* Start Record extracts *

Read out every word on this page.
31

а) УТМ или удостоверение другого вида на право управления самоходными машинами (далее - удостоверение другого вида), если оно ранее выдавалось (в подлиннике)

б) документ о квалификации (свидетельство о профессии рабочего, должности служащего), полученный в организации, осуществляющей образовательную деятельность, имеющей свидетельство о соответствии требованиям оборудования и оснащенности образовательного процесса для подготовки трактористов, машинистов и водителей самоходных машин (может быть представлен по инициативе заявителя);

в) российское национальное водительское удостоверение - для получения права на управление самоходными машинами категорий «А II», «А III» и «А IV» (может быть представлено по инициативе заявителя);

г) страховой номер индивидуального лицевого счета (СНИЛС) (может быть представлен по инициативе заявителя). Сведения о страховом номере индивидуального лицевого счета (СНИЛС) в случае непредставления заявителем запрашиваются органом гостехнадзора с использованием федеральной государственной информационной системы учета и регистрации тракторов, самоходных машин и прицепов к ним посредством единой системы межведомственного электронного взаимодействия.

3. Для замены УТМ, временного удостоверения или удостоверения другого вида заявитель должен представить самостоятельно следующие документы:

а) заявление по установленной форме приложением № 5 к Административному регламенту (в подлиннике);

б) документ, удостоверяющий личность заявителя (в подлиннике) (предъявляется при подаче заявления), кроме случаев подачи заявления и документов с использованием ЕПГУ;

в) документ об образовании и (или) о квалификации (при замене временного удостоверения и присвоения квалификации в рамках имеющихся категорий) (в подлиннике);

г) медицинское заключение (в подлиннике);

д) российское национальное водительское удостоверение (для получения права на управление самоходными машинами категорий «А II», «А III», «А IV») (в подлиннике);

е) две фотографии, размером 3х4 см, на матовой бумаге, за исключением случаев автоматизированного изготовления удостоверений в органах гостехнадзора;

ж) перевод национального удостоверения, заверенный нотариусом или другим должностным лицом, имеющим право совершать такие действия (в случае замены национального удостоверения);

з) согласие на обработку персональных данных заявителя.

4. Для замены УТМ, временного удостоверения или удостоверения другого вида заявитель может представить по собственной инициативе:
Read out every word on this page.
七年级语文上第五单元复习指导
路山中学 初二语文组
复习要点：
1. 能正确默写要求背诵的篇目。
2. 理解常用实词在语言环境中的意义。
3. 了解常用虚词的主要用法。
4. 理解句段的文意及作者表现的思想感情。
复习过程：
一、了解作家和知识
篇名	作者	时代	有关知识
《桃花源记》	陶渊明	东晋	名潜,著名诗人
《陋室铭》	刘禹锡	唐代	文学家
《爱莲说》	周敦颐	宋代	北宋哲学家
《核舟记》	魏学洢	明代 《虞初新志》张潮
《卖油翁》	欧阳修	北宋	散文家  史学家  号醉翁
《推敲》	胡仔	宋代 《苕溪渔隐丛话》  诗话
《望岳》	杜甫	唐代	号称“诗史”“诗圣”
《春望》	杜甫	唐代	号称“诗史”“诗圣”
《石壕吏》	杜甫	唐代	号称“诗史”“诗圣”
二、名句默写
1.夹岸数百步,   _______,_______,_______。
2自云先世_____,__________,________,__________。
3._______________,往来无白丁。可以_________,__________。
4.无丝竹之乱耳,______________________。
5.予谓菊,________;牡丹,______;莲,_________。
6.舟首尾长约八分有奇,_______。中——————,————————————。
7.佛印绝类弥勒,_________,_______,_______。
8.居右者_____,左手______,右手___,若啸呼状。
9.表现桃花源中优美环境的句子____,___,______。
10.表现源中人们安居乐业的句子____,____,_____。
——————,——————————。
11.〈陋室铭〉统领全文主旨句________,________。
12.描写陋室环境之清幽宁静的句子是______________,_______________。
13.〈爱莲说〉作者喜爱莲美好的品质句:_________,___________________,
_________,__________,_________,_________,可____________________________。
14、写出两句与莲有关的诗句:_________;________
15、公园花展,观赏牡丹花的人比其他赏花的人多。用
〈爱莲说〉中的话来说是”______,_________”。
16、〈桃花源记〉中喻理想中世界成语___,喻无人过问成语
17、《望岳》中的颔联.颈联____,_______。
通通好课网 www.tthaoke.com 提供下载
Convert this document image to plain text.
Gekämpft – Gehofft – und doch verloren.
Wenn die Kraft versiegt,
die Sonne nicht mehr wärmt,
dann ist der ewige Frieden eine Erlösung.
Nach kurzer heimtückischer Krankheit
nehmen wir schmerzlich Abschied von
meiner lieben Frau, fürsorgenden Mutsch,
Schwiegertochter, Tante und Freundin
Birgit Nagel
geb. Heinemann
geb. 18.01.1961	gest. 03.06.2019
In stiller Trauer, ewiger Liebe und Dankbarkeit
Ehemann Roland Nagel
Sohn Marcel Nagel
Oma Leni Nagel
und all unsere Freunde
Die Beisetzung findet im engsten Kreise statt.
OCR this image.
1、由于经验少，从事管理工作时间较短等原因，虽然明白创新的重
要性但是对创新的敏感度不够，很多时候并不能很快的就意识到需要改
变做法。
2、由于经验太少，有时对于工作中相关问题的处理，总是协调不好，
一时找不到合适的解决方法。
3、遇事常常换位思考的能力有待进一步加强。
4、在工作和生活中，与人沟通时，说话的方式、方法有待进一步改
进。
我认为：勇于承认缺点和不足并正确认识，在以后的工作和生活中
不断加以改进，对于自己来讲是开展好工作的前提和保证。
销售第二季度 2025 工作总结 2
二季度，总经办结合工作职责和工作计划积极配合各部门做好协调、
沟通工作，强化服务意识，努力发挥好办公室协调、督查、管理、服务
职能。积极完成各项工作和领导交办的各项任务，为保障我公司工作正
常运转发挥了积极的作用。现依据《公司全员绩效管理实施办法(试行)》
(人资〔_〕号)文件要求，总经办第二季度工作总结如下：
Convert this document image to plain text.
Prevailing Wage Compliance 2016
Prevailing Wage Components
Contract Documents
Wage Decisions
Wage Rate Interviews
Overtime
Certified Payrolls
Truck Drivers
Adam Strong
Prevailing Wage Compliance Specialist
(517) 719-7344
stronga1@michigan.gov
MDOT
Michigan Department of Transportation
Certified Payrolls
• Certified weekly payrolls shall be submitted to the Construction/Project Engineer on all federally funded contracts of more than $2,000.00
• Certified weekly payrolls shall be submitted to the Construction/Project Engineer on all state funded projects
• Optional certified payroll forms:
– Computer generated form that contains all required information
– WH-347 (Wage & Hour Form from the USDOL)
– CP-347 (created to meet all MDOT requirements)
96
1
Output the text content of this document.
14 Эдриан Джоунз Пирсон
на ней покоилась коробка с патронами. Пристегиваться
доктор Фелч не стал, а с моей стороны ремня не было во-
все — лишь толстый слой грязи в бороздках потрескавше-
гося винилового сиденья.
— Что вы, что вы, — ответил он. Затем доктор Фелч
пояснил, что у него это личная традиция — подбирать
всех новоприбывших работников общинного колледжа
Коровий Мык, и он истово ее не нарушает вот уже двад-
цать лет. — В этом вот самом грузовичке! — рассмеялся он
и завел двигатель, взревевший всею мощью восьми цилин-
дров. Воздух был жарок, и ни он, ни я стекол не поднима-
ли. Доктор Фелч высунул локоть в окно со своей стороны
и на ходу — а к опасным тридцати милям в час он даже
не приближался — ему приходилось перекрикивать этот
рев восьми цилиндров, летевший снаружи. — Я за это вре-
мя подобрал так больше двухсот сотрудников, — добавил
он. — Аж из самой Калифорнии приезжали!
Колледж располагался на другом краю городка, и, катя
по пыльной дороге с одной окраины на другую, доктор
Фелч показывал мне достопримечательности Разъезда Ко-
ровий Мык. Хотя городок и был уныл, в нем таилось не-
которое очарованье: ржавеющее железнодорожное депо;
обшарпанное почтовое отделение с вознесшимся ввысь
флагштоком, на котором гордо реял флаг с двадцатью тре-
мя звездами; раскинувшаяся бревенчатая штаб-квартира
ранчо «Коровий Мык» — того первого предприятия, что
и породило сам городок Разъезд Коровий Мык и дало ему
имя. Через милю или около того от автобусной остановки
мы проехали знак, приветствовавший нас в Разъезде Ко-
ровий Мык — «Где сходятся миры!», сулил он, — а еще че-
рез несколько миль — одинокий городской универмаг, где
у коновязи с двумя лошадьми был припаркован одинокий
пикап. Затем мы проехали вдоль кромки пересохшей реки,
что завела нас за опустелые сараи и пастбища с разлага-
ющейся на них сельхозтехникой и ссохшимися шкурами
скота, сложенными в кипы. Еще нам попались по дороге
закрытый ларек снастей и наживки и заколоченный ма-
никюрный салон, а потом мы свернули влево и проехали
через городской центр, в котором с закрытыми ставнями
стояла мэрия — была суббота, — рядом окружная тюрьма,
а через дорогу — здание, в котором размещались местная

* End Record extracts *

**Problem statement**
Copy every line of the records above that holds the word "квалификации".

**Exercise output**
б) документ о квалификации (свидетельство о профессии рабочего, должности служащего), полученный в организации, осуществляющей образовательную деятельность, имеющей свидетельство о соответствии требованиям оборудования и оснащенности образовательного процесса для подготовки трактористов, машинистов и водителей самоходных машин (может быть представлен по инициативе заявителя);
в) документ об образовании и (или) о квалификации (при замене временного удостоверения и присвоения квалификации в рамках имеющихся категорий) (в подлиннике);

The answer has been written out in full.